> **What to do**
Answer these questions using the excerpt on Obama's tax plan and his wealthy donors.
(a) Roughly what share of the nation's workforce do non-profit groups employ?
(b) On what date did Richard Cohen write about his Democratic acquaintances in the Hamptons?
(c) What percentage of their votes did voters earning $200,000 or more give Obama in 2008?

> **Excerpt**
************
One email from an Obama donor asked if Democrats believe “government does it best and charities are bystanders?” Obama’s proposal, the email said, “perhaps is enough to make me a Republican after all.”

Aviv herself had heatedly challenged the Obama’s tax plan, saying her donors fund museums, universities, art centers, parks, sports, art and ballet companies, as well as soup kitchens and other welfare programs for the poor. “That’s the way we give back … we want a society that is civilized,” she explained.

Most of Aviv’s board members represent liberal foundations, including the Robert Wood Johnson Foundation, the Rockefeller Brothers Fund, the Joyce Fund and many others. It also includes Catholic Charities and the United Way, which tend to help  low-income people.

The diverse group will lobby against the proposed tax increase, she said, adding that “this is the third year in a row that he [Obama] has offered this.”

However, the group does support the language in the president’s jobs bill that extends payroll-tax deductions to non-profit groups, which employ roughly 10 percent of the nation’s workforce. That extension, she said, will help the non-profits achieve more.

This breach between Obama and some of his wealthy supporters is echoed in other reports. On Sept. 6, Washington Post columnist Richard Cohen wrote that all his Democratic acquaintances in the wealthy Hamptons region on Long Island were disillusioned with Obama’s performance in office. (RELATED: Obama to speak at NC company that’s shipping jobs to Costa Rica)

“Over the Labor Day weekend, I went to a number of events in the Hamptons. At all of them, Obama was discussed,” he wrote. “At none of them — that’s none — was he defended … I am talking about writers and editors, lawyers and shrinks, Wall Street tycoons and freelance photographers, hedge funders and academics, run-of-the-mill Democrats and Democratic activists. They were all politically sophisticated, and just a year ago some of them were still vociferous Obama supporters. No more.”

Wealthy liberals were key to Obama’s victory in 2008, providing a large portion of his funding and helping him win over a majority of well-heeled voters. Six percent of voters earned $200,000 or more in 2008, and they gave Obama 52 percent of their votes. Republican Sen. John McCain won only 46 percent.

McCain did far better than Obama among middle-income Americans, but Obama was the first Democrat to win a majority of the wealthiest income bracket.
************
> **Data block**
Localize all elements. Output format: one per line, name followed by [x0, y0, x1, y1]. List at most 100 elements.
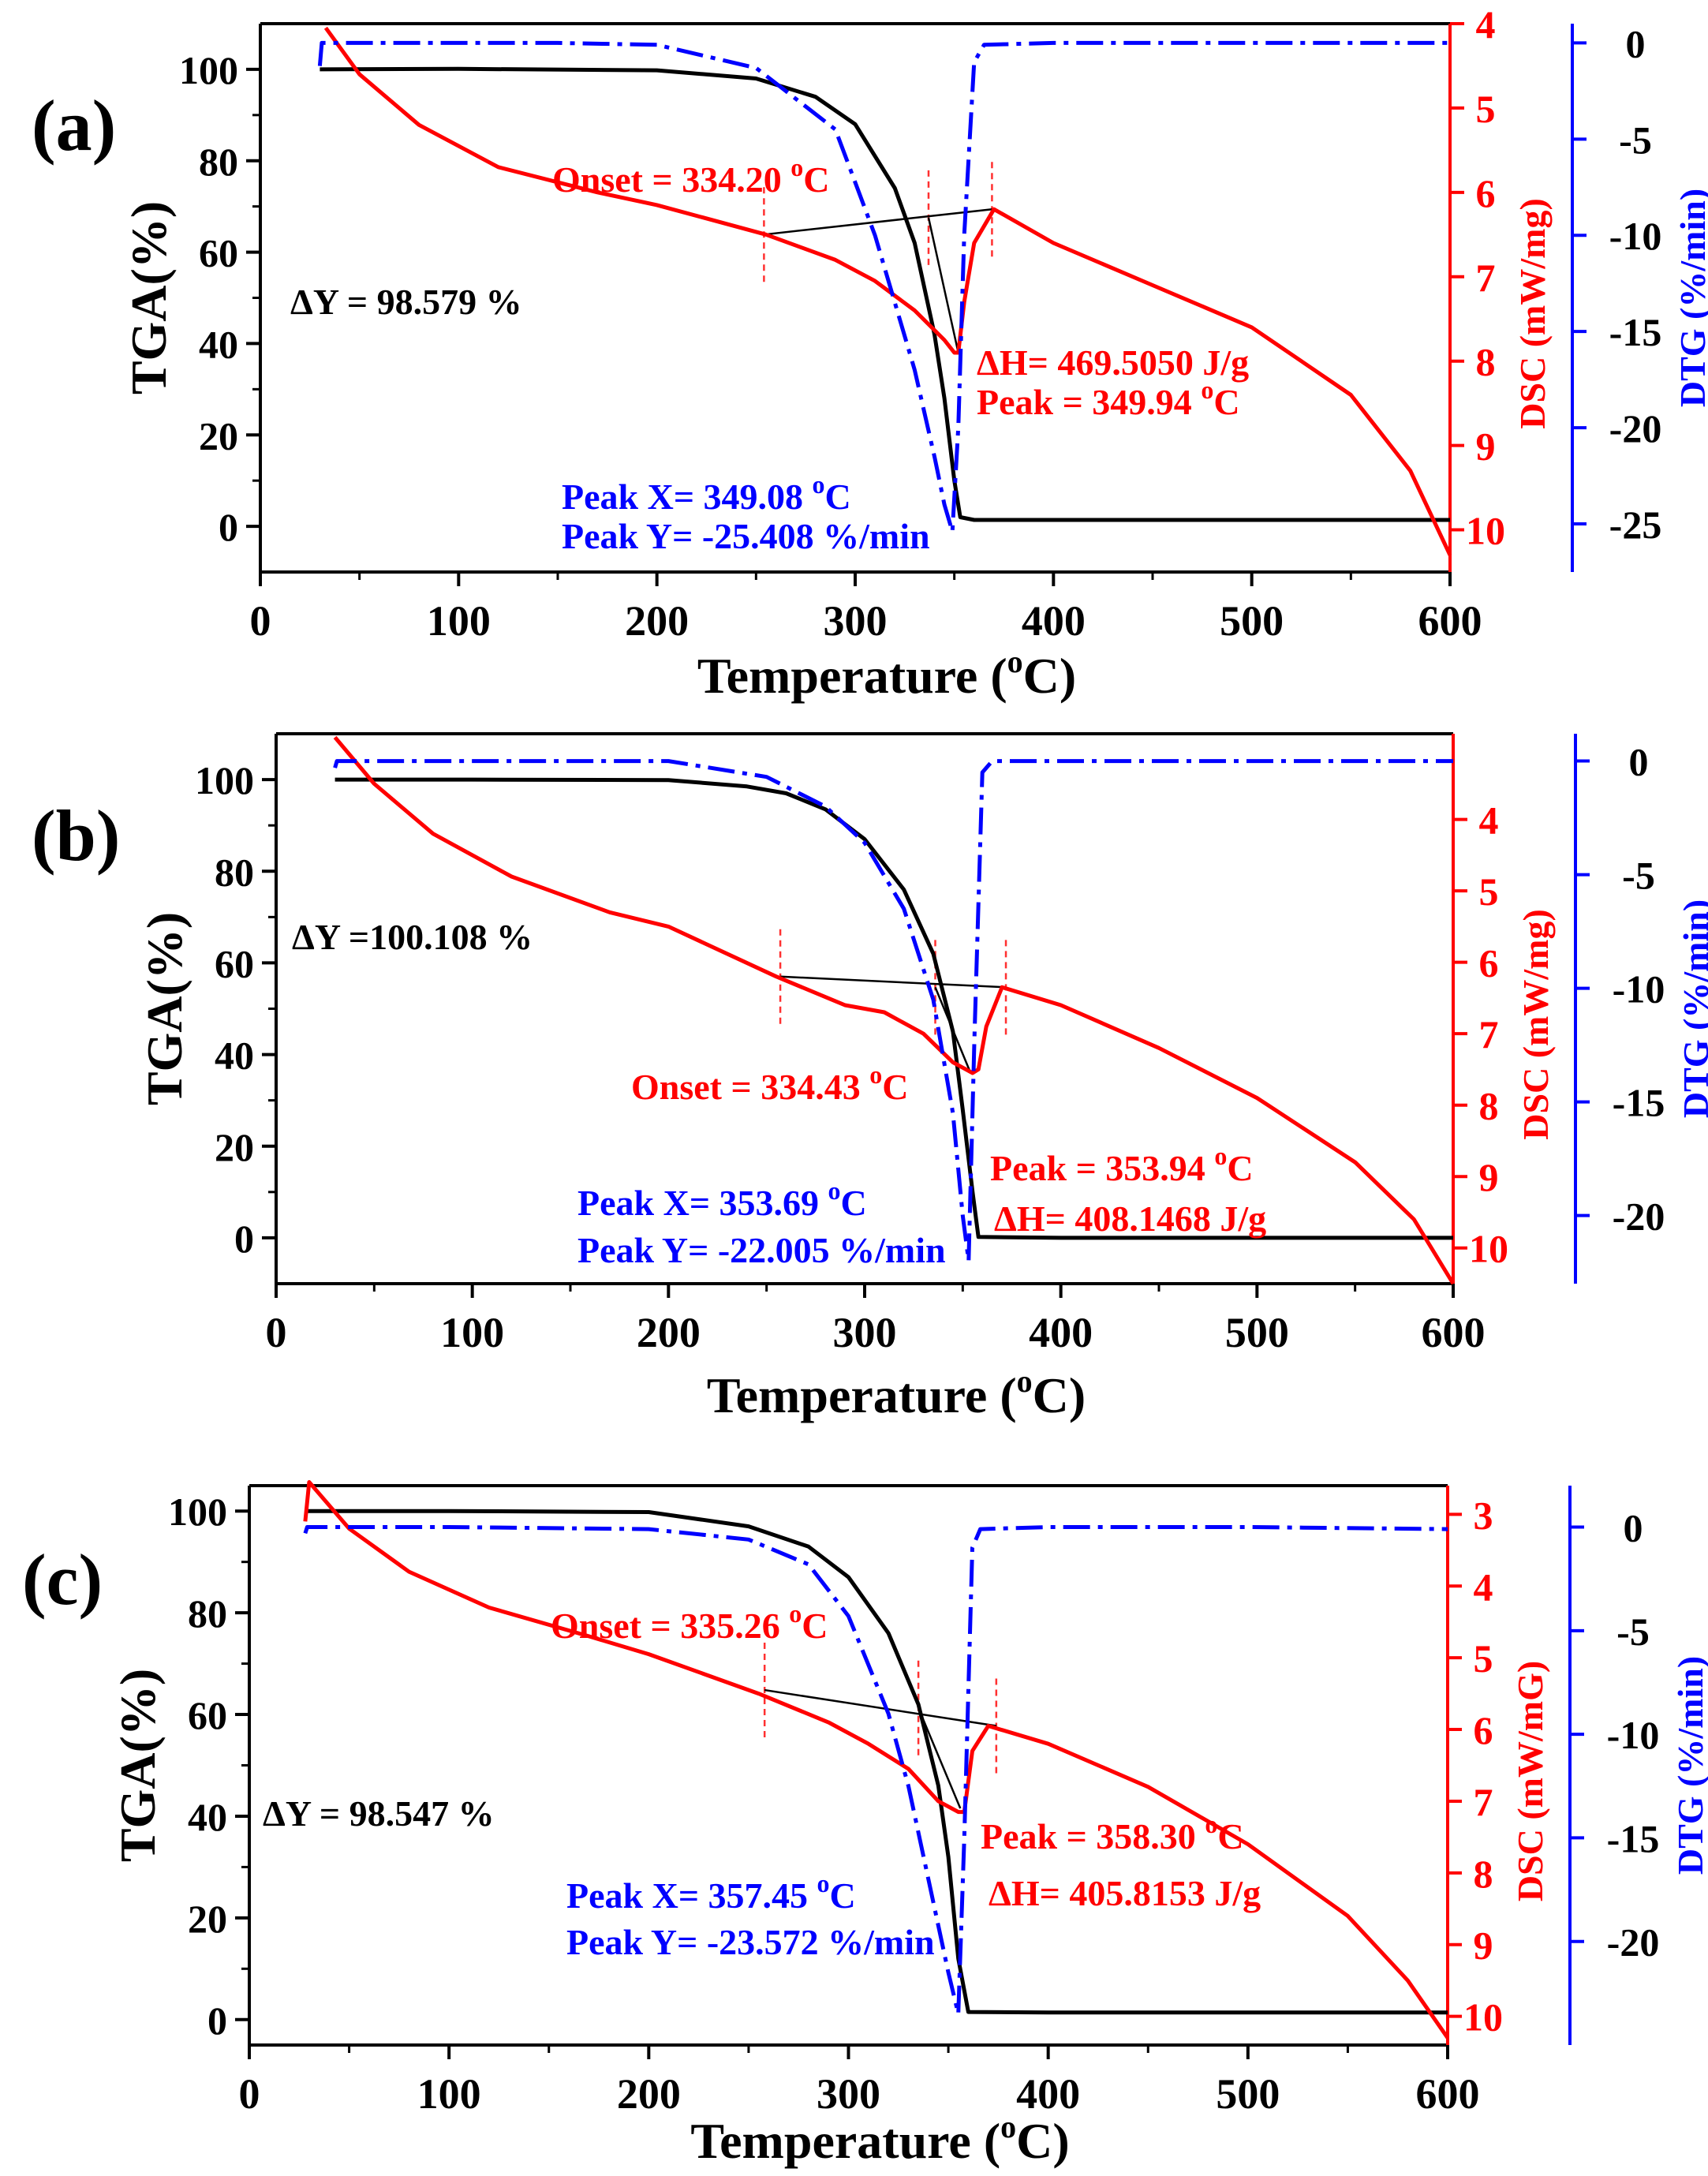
************
> **Expected output**
(a) Roughly 10 percent.
(b) Sept. 6.
(c) 52 percent.